**Exercise description**
All the data must come back unchanged, except that pictures are left out.
--------------------------------------------------
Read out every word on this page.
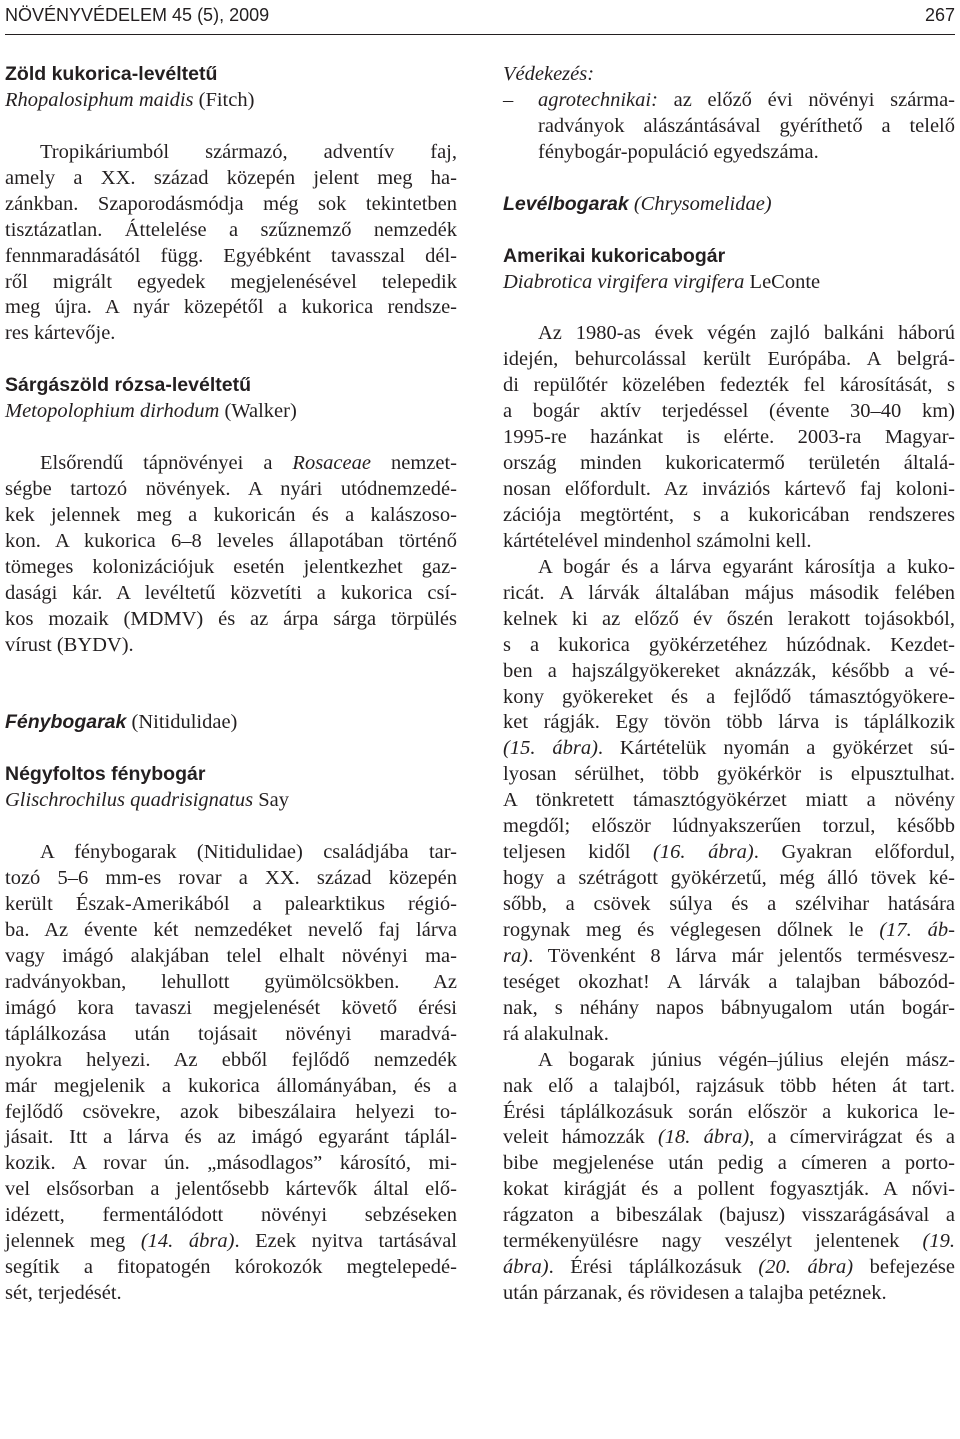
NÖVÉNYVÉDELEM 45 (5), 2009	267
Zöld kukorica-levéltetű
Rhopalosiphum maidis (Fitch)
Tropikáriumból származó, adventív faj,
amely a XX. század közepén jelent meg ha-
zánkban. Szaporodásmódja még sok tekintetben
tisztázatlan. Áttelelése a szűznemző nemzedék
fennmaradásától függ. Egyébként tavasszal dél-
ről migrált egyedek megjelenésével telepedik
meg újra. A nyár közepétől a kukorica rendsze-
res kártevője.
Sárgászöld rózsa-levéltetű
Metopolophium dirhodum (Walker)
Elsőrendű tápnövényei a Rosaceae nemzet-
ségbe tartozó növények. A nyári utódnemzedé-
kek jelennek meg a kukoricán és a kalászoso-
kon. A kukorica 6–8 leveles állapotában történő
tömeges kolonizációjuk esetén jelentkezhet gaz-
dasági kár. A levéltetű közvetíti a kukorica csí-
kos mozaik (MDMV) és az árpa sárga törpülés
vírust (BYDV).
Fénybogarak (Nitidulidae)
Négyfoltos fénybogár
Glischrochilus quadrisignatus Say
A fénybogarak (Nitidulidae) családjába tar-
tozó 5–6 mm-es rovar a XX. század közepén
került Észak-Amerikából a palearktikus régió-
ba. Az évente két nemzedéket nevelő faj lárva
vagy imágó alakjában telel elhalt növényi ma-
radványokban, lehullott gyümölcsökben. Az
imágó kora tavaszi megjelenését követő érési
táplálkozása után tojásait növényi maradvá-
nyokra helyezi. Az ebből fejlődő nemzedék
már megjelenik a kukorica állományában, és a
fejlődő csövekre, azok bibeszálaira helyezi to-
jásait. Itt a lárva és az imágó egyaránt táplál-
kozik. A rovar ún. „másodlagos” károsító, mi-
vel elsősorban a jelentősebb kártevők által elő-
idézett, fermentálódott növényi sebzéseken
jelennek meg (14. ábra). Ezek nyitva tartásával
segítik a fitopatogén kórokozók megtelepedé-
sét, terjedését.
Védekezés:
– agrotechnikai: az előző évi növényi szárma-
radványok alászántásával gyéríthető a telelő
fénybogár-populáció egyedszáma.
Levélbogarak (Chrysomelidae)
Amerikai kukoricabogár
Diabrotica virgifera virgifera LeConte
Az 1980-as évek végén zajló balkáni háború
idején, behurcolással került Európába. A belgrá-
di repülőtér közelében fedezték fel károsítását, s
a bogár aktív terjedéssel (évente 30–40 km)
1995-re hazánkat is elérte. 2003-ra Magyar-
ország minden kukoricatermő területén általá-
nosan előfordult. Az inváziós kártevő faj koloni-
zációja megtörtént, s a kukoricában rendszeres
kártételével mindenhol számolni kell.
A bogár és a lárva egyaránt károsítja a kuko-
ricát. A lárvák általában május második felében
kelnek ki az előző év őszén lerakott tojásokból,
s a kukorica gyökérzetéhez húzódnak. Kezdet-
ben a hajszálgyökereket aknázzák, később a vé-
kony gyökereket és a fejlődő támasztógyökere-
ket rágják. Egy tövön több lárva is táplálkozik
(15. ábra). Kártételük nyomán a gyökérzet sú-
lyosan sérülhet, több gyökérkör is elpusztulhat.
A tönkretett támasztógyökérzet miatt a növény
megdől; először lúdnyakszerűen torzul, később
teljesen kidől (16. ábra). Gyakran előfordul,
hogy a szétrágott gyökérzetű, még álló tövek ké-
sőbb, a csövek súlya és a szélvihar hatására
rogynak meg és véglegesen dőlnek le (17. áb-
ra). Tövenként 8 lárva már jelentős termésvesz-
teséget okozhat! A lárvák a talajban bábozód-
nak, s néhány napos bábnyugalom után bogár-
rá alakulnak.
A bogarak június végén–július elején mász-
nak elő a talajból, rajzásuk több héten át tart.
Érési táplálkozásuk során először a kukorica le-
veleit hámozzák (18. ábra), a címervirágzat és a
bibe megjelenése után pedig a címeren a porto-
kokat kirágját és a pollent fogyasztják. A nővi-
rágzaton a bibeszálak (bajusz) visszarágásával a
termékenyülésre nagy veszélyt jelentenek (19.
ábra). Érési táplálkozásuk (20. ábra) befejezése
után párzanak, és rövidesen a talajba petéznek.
--------------------------------------------------
**The response**
Read out every word on this page.
NÖVÉNYVÉDELEM 45 (5), 2009	267
Zöld kukorica-levéltetű
Rhopalosiphum maidis (Fitch)
Tropikáriumból származó, adventív faj,
amely a XX. század közepén jelent meg ha-
zánkban. Szaporodásmódja még sok tekintetben
tisztázatlan. Áttelelése a szűznemző nemzedék
fennmaradásától függ. Egyébként tavasszal dél-
ről migrált egyedek megjelenésével telepedik
meg újra. A nyár közepétől a kukorica rendsze-
res kártevője.
Sárgászöld rózsa-levéltetű
Metopolophium dirhodum (Walker)
Elsőrendű tápnövényei a Rosaceae nemzet-
ségbe tartozó növények. A nyári utódnemzedé-
kek jelennek meg a kukoricán és a kalászoso-
kon. A kukorica 6–8 leveles állapotában történő
tömeges kolonizációjuk esetén jelentkezhet gaz-
dasági kár. A levéltetű közvetíti a kukorica csí-
kos mozaik (MDMV) és az árpa sárga törpülés
vírust (BYDV).
Fénybogarak (Nitidulidae)
Négyfoltos fénybogár
Glischrochilus quadrisignatus Say
A fénybogarak (Nitidulidae) családjába tar-
tozó 5–6 mm-es rovar a XX. század közepén
került Észak-Amerikából a palearktikus régió-
ba. Az évente két nemzedéket nevelő faj lárva
vagy imágó alakjában telel elhalt növényi ma-
radványokban, lehullott gyümölcsökben. Az
imágó kora tavaszi megjelenését követő érési
táplálkozása után tojásait növényi maradvá-
nyokra helyezi. Az ebből fejlődő nemzedék
már megjelenik a kukorica állományában, és a
fejlődő csövekre, azok bibeszálaira helyezi to-
jásait. Itt a lárva és az imágó egyaránt táplál-
kozik. A rovar ún. „másodlagos” károsító, mi-
vel elsősorban a jelentősebb kártevők által elő-
idézett, fermentálódott növényi sebzéseken
jelennek meg (14. ábra). Ezek nyitva tartásával
segítik a fitopatogén kórokozók megtelepedé-
sét, terjedését.
Védekezés:
– agrotechnikai: az előző évi növényi szárma-
radványok alászántásával gyéríthető a telelő
fénybogár-populáció egyedszáma.
Levélbogarak (Chrysomelidae)
Amerikai kukoricabogár
Diabrotica virgifera virgifera LeConte
Az 1980-as évek végén zajló balkáni háború
idején, behurcolással került Európába. A belgrá-
di repülőtér közelében fedezték fel károsítását, s
a bogár aktív terjedéssel (évente 30–40 km)
1995-re hazánkat is elérte. 2003-ra Magyar-
ország minden kukoricatermő területén általá-
nosan előfordult. Az inváziós kártevő faj koloni-
zációja megtörtént, s a kukoricában rendszeres
kártételével mindenhol számolni kell.
A bogár és a lárva egyaránt károsítja a kuko-
ricát. A lárvák általában május második felében
kelnek ki az előző év őszén lerakott tojásokból,
s a kukorica gyökérzetéhez húzódnak. Kezdet-
ben a hajszálgyökereket aknázzák, később a vé-
kony gyökereket és a fejlődő támasztógyökere-
ket rágják. Egy tövön több lárva is táplálkozik
(15. ábra). Kártételük nyomán a gyökérzet sú-
lyosan sérülhet, több gyökérkör is elpusztulhat.
A tönkretett támasztógyökérzet miatt a növény
megdől; először lúdnyakszerűen torzul, később
teljesen kidől (16. ábra). Gyakran előfordul,
hogy a szétrágott gyökérzetű, még álló tövek ké-
sőbb, a csövek súlya és a szélvihar hatására
rogynak meg és véglegesen dőlnek le (17. áb-
ra). Tövenként 8 lárva már jelentős termésvesz-
teséget okozhat! A lárvák a talajban bábozód-
nak, s néhány napos bábnyugalom után bogár-
rá alakulnak.
A bogarak június végén–július elején mász-
nak elő a talajból, rajzásuk több héten át tart.
Érési táplálkozásuk során először a kukorica le-
veleit hámozzák (18. ábra), a címervirágzat és a
bibe megjelenése után pedig a címeren a porto-
kokat kirágját és a pollent fogyasztják. A nővi-
rágzaton a bibeszálak (bajusz) visszarágásával a
termékenyülésre nagy veszélyt jelentenek (19.
ábra). Érési táplálkozásuk (20. ábra) befejezése
után párzanak, és rövidesen a talajba petéznek.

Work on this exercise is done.